• AIM: Every entry must be repeated exactly. Exclude all pictures.

• DATA FOR PROCESSING:
_____

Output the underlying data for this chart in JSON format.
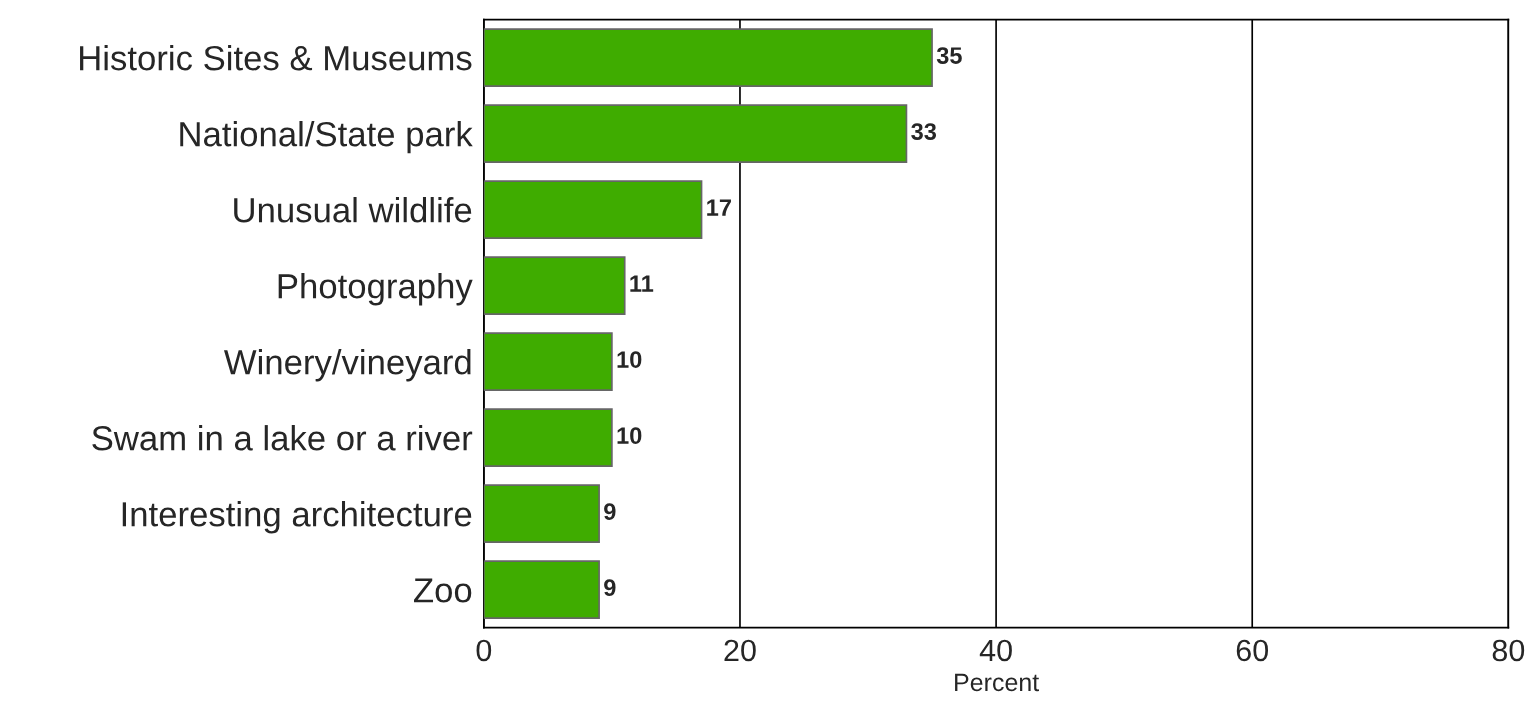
{
  "chart_data": {
    "type": "bar",
    "orientation": "horizontal",
    "xlabel": "Percent",
    "categories": [
      "Historic Sites & Museums",
      "National/State park",
      "Unusual wildlife",
      "Photography",
      "Winery/vineyard",
      "Swam in a lake or a river",
      "Interesting architecture",
      "Zoo"
    ],
    "values": [
      35,
      33,
      17,
      11,
      10,
      10,
      9,
      9
    ],
    "color": "#3fac00",
    "xlim": [
      0,
      80
    ],
    "xticks": [
      0,
      20,
      40,
      60,
      80
    ],
    "grid": "x",
    "data_labels": true
  }
}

_____

• SOLUTION TO THIS EXERCISE:
Output the underlying data for this chart in JSON format.
{
  "chart_data": {
    "type": "bar",
    "orientation": "horizontal",
    "xlabel": "Percent",
    "categories": [
      "Historic Sites & Museums",
      "National/State park",
      "Unusual wildlife",
      "Photography",
      "Winery/vineyard",
      "Swam in a lake or a river",
      "Interesting architecture",
      "Zoo"
    ],
    "values": [
      35,
      33,
      17,
      11,
      10,
      10,
      9,
      9
    ],
    "color": "#3fac00",
    "xlim": [
      0,
      80
    ],
    "xticks": [
      0,
      20,
      40,
      60,
      80
    ],
    "grid": "x",
    "data_labels": true
  }
}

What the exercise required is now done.